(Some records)
◇ ◇ ◇

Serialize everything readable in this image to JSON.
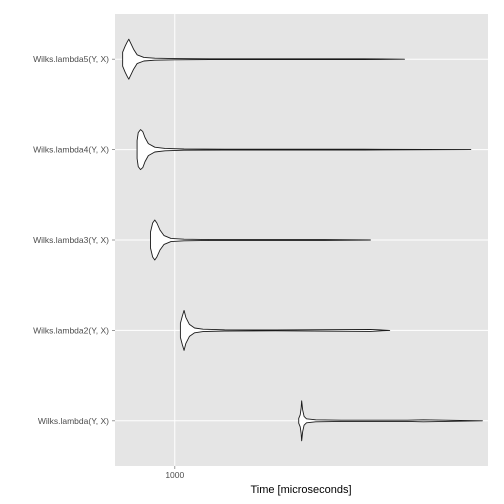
{
  "chart_data": {
    "type": "violin",
    "title": "",
    "xlabel": "Time [microseconds]",
    "ylabel": "",
    "x_scale": "log10",
    "x_ticks": [
      1000
    ],
    "x_tick_labels": [
      "1000"
    ],
    "xlim": [
      730,
      5200
    ],
    "grid": true,
    "legend": "none",
    "colors": {
      "panel": "#e5e5e5",
      "grid": "#ffffff",
      "violin_fill": "#ffffff",
      "violin_stroke": "#1a1a1a"
    },
    "categories": [
      "Wilks.lambda5(Y, X)",
      "Wilks.lambda4(Y, X)",
      "Wilks.lambda3(Y, X)",
      "Wilks.lambda2(Y, X)",
      "Wilks.lambda(Y, X)"
    ],
    "series": [
      {
        "category": "Wilks.lambda5(Y, X)",
        "min": 760,
        "mode": 785,
        "max": 3350,
        "density": [
          [
            760,
            0.35
          ],
          [
            770,
            0.65
          ],
          [
            778,
            0.85
          ],
          [
            785,
            1.0
          ],
          [
            795,
            0.75
          ],
          [
            805,
            0.5
          ],
          [
            820,
            0.22
          ],
          [
            850,
            0.09
          ],
          [
            900,
            0.05
          ],
          [
            1000,
            0.03
          ],
          [
            1200,
            0.02
          ],
          [
            2700,
            0.02
          ],
          [
            3350,
            0
          ]
        ]
      },
      {
        "category": "Wilks.lambda4(Y, X)",
        "min": 820,
        "mode": 835,
        "max": 4750,
        "density": [
          [
            820,
            0.45
          ],
          [
            825,
            0.85
          ],
          [
            835,
            1.0
          ],
          [
            845,
            0.9
          ],
          [
            855,
            0.6
          ],
          [
            870,
            0.3
          ],
          [
            900,
            0.12
          ],
          [
            950,
            0.06
          ],
          [
            1050,
            0.03
          ],
          [
            1300,
            0.02
          ],
          [
            2700,
            0.02
          ],
          [
            4750,
            0
          ]
        ]
      },
      {
        "category": "Wilks.lambda3(Y, X)",
        "min": 880,
        "mode": 905,
        "max": 2800,
        "density": [
          [
            880,
            0.4
          ],
          [
            890,
            0.85
          ],
          [
            900,
            1.0
          ],
          [
            910,
            0.85
          ],
          [
            925,
            0.5
          ],
          [
            945,
            0.22
          ],
          [
            980,
            0.08
          ],
          [
            1050,
            0.04
          ],
          [
            1200,
            0.02
          ],
          [
            2200,
            0.02
          ],
          [
            2800,
            0
          ]
        ]
      },
      {
        "category": "Wilks.lambda2(Y, X)",
        "min": 1030,
        "mode": 1050,
        "max": 3100,
        "density": [
          [
            1030,
            0.35
          ],
          [
            1040,
            0.7
          ],
          [
            1050,
            1.0
          ],
          [
            1060,
            0.65
          ],
          [
            1080,
            0.3
          ],
          [
            1110,
            0.12
          ],
          [
            1160,
            0.06
          ],
          [
            1300,
            0.03
          ],
          [
            1700,
            0.02
          ],
          [
            2800,
            0.05
          ],
          [
            3100,
            0
          ]
        ]
      },
      {
        "category": "Wilks.lambda(Y, X)",
        "min": 1920,
        "mode": 1950,
        "max": 5050,
        "density": [
          [
            1920,
            0.12
          ],
          [
            1935,
            0.3
          ],
          [
            1945,
            0.65
          ],
          [
            1950,
            1.0
          ],
          [
            1960,
            0.55
          ],
          [
            1975,
            0.22
          ],
          [
            2000,
            0.1
          ],
          [
            2100,
            0.05
          ],
          [
            2400,
            0.03
          ],
          [
            3400,
            0.03
          ],
          [
            3700,
            0.05
          ],
          [
            5050,
            0
          ]
        ]
      }
    ]
  }
}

◇ ◇ ◇

== Task requirements ==
Pick out the lines above containing the word "mode", then copy them.

== Complete answer ==
        "mode": 785,
        "mode": 835,
        "mode": 905,
        "mode": 1050,
        "mode": 1950,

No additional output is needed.